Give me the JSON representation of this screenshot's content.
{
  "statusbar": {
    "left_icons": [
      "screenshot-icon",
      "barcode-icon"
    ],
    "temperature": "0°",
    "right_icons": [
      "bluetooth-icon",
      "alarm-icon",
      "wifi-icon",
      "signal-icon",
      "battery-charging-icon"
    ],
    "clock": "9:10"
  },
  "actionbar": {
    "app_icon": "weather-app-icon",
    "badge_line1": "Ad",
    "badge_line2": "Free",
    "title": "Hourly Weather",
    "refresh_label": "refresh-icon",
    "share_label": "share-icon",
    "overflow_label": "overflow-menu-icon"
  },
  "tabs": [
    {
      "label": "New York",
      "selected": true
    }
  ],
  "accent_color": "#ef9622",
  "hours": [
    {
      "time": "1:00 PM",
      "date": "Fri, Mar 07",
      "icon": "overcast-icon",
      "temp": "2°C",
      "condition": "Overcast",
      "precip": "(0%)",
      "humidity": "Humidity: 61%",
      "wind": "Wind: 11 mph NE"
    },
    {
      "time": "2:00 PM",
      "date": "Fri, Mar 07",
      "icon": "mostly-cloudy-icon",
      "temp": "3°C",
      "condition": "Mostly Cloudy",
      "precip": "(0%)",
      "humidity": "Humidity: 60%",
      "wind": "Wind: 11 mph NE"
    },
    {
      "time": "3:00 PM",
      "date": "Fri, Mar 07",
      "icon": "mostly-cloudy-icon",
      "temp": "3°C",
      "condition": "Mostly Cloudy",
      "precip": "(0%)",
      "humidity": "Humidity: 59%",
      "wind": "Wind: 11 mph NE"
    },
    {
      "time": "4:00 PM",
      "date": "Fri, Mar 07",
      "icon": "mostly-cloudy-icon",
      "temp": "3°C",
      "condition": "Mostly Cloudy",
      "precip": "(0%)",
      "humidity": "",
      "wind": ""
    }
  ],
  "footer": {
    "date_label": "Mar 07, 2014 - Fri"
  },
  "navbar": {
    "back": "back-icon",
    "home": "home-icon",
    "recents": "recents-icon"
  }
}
————————
WHAT YOU NEED TO DO: Print out every entry, keeping each one exact.

SOLUTION FOR THIS TASK:
Give me the JSON representation of this screenshot's content.
{
  "statusbar": {
    "left_icons": [
      "screenshot-icon",
      "barcode-icon"
    ],
    "temperature": "0°",
    "right_icons": [
      "bluetooth-icon",
      "alarm-icon",
      "wifi-icon",
      "signal-icon",
      "battery-charging-icon"
    ],
    "clock": "9:10"
  },
  "actionbar": {
    "app_icon": "weather-app-icon",
    "badge_line1": "Ad",
    "badge_line2": "Free",
    "title": "Hourly Weather",
    "refresh_label": "refresh-icon",
    "share_label": "share-icon",
    "overflow_label": "overflow-menu-icon"
  },
  "tabs": [
    {
      "label": "New York",
      "selected": true
    }
  ],
  "accent_color": "#ef9622",
  "hours": [
    {
      "time": "1:00 PM",
      "date": "Fri, Mar 07",
      "icon": "overcast-icon",
      "temp": "2°C",
      "condition": "Overcast",
      "precip": "(0%)",
      "humidity": "Humidity: 61%",
      "wind": "Wind: 11 mph NE"
    },
    {
      "time": "2:00 PM",
      "date": "Fri, Mar 07",
      "icon": "mostly-cloudy-icon",
      "temp": "3°C",
      "condition": "Mostly Cloudy",
      "precip": "(0%)",
      "humidity": "Humidity: 60%",
      "wind": "Wind: 11 mph NE"
    },
    {
      "time": "3:00 PM",
      "date": "Fri, Mar 07",
      "icon": "mostly-cloudy-icon",
      "temp": "3°C",
      "condition": "Mostly Cloudy",
      "precip": "(0%)",
      "humidity": "Humidity: 59%",
      "wind": "Wind: 11 mph NE"
    },
    {
      "time": "4:00 PM",
      "date": "Fri, Mar 07",
      "icon": "mostly-cloudy-icon",
      "temp": "3°C",
      "condition": "Mostly Cloudy",
      "precip": "(0%)",
      "humidity": "",
      "wind": ""
    }
  ],
  "footer": {
    "date_label": "Mar 07, 2014 - Fri"
  },
  "navbar": {
    "back": "back-icon",
    "home": "home-icon",
    "recents": "recents-icon"
  }
}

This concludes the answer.